▸ **What the task requires**
Copy every line that contains the string "Mayor" from the entries below.

##### Exercise data #####

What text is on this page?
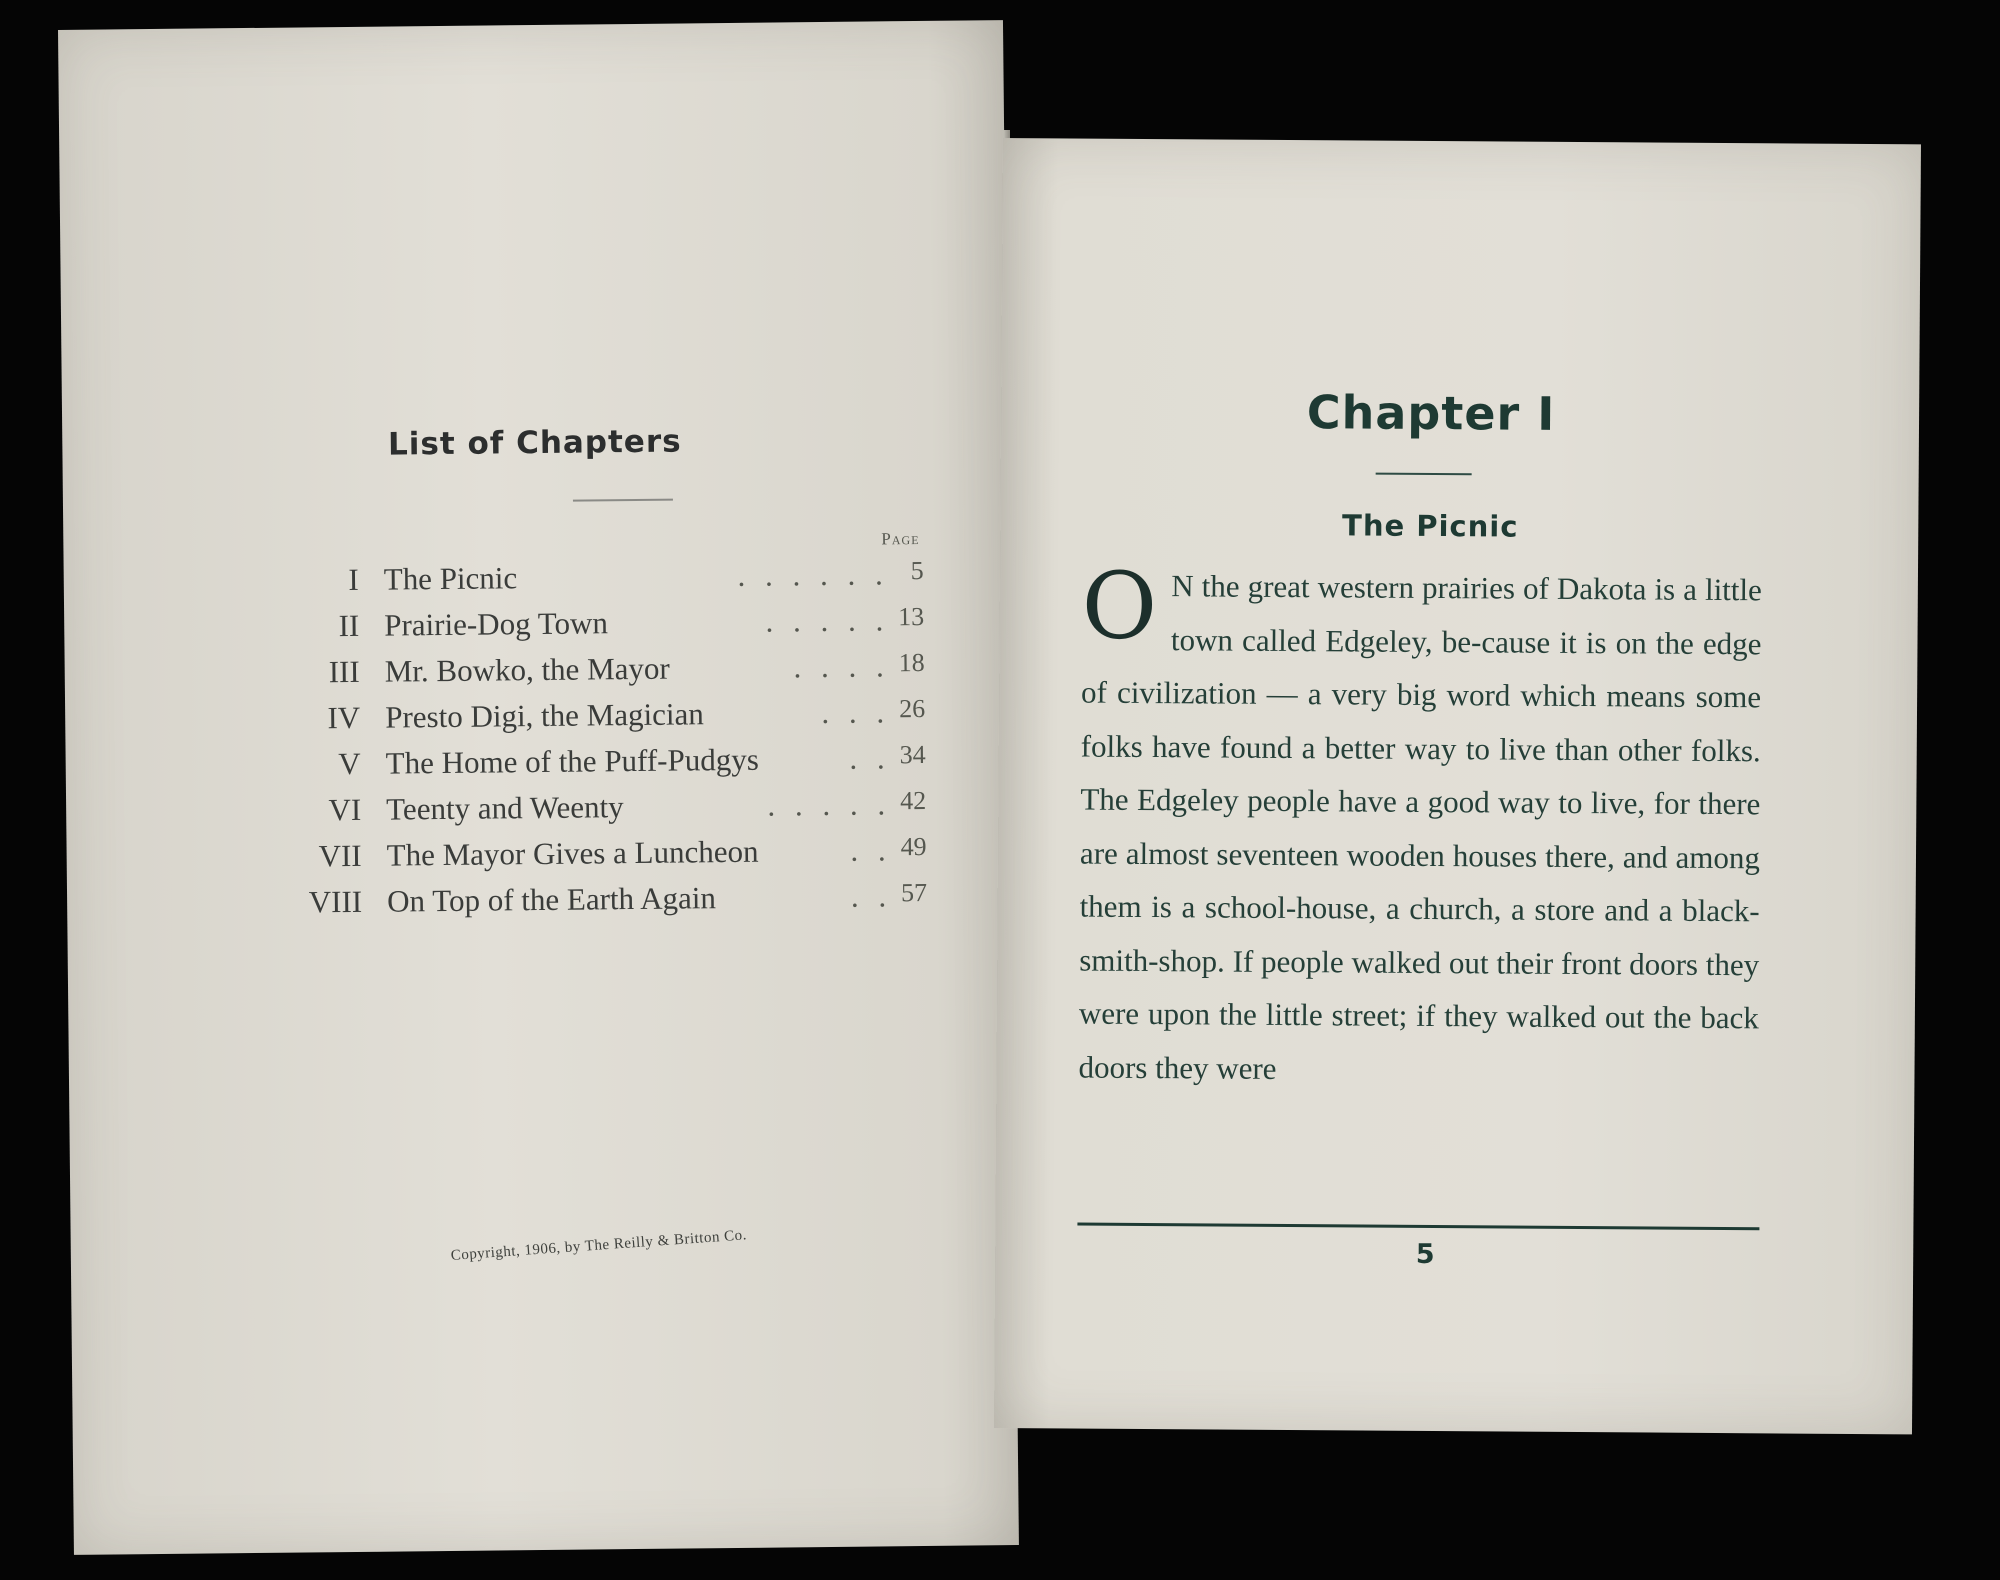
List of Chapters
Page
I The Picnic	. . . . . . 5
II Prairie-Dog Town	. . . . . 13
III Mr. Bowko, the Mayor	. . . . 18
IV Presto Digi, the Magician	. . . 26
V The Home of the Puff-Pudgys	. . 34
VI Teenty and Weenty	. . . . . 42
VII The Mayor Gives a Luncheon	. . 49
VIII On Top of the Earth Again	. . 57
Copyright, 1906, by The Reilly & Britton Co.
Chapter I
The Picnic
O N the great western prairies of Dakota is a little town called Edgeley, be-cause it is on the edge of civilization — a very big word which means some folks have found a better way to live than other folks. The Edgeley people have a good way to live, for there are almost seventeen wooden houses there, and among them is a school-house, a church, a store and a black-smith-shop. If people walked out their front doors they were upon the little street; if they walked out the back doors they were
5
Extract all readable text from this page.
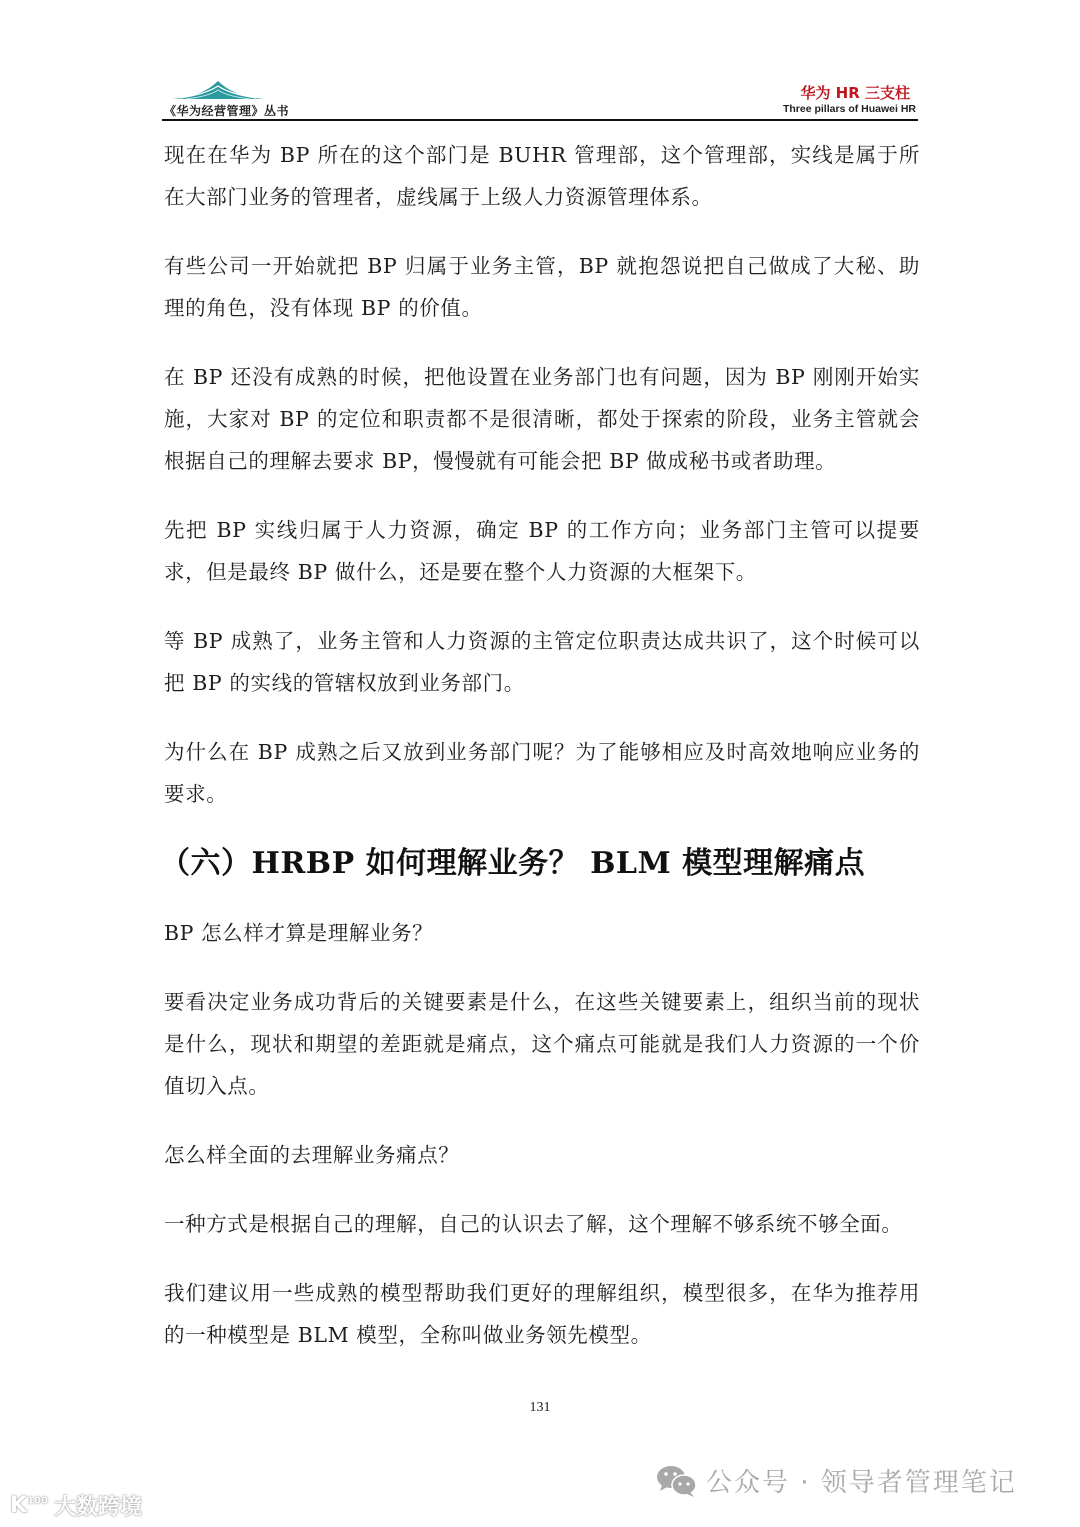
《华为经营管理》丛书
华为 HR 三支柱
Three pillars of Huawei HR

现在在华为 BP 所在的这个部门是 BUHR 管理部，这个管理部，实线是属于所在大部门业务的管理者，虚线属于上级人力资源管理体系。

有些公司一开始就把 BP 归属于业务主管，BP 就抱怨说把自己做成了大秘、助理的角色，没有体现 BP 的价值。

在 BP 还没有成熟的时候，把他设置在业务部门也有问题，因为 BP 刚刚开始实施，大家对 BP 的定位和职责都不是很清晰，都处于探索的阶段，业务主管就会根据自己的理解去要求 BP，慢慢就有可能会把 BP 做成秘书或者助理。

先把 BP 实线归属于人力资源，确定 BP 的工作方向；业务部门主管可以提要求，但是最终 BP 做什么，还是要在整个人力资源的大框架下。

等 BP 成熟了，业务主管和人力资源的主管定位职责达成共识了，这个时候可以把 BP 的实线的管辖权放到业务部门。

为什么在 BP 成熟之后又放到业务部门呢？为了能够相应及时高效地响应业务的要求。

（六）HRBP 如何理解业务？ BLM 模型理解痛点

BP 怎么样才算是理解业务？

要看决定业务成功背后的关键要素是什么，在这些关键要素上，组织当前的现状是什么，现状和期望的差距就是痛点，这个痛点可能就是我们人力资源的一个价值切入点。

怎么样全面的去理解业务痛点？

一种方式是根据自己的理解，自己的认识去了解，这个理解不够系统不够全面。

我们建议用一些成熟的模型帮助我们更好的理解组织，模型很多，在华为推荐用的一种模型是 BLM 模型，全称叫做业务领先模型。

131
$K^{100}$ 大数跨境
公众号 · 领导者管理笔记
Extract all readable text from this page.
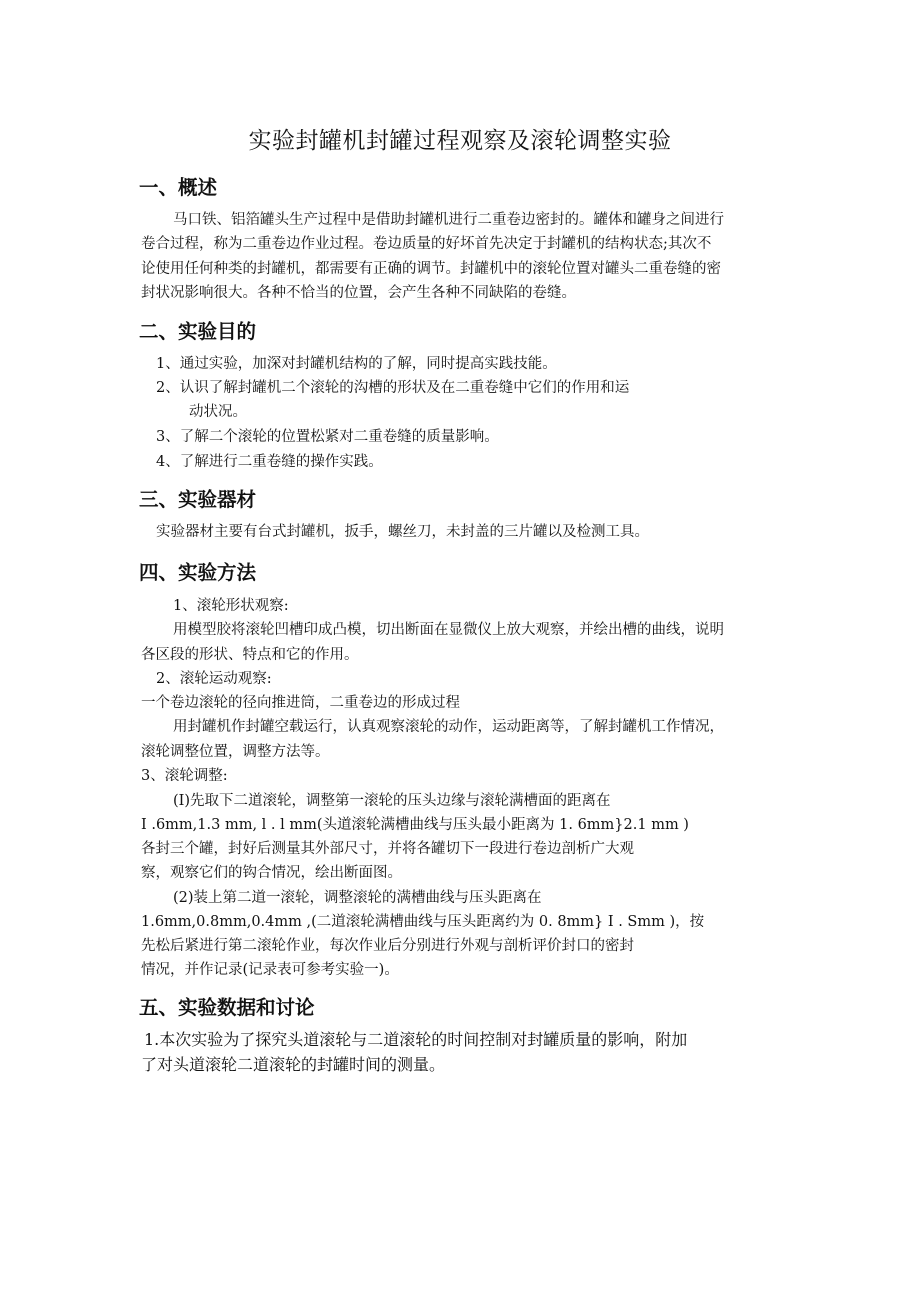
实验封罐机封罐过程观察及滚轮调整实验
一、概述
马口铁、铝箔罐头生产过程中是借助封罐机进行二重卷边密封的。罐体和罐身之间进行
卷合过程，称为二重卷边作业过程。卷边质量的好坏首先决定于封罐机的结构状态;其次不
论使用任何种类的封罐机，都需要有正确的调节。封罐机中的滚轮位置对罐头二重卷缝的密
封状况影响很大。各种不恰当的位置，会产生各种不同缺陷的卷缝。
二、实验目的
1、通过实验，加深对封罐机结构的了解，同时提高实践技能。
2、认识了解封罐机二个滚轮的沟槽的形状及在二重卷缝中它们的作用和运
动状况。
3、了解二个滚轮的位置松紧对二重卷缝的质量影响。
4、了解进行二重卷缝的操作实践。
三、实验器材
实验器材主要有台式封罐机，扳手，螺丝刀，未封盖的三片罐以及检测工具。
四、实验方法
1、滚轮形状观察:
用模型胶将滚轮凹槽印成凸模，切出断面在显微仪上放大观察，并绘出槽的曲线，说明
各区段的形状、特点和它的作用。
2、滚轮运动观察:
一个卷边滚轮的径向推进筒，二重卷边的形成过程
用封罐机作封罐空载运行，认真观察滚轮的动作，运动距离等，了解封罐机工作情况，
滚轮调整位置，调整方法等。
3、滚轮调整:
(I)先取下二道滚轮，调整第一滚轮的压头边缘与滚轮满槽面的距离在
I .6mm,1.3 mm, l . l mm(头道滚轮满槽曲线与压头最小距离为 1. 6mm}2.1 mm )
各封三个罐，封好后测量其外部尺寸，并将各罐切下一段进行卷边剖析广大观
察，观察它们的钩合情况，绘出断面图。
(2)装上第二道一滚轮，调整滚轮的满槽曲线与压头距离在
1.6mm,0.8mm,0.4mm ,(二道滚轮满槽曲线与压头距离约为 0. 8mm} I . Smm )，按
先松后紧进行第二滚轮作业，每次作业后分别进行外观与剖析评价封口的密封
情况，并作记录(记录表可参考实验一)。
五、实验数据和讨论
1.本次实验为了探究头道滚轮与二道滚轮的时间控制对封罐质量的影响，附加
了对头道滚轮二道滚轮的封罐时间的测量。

#####

▸ **Written response**
III Mr. Bowko, the Mayor	. . . . 18
VII The Mayor Gives a Luncheon	. . 49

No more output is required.